-- To do --
A line counts if it contains the string "严格按照"; say how many such lines there are, giving only the number.
--------------------------------------------------
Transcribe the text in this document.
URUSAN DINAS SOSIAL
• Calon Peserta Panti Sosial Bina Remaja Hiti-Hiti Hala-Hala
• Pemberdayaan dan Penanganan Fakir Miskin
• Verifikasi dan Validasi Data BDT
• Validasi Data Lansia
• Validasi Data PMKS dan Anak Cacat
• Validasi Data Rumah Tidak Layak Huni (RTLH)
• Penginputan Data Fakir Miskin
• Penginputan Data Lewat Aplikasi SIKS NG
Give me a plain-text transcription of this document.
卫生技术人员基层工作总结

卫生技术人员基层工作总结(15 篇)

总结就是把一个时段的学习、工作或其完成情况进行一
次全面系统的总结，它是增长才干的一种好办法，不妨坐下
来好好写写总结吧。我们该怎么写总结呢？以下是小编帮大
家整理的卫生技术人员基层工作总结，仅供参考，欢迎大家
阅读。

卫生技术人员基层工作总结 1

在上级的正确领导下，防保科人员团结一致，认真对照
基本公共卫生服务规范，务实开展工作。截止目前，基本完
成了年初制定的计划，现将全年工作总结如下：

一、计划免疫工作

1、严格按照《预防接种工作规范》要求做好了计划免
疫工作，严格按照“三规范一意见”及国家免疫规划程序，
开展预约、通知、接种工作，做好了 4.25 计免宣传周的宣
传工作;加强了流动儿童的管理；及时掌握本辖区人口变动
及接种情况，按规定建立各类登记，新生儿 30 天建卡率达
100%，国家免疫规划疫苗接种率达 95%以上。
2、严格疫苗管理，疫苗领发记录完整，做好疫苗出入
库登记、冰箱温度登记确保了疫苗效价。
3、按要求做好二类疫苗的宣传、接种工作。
--------------------------------------------------
-- Reply --
2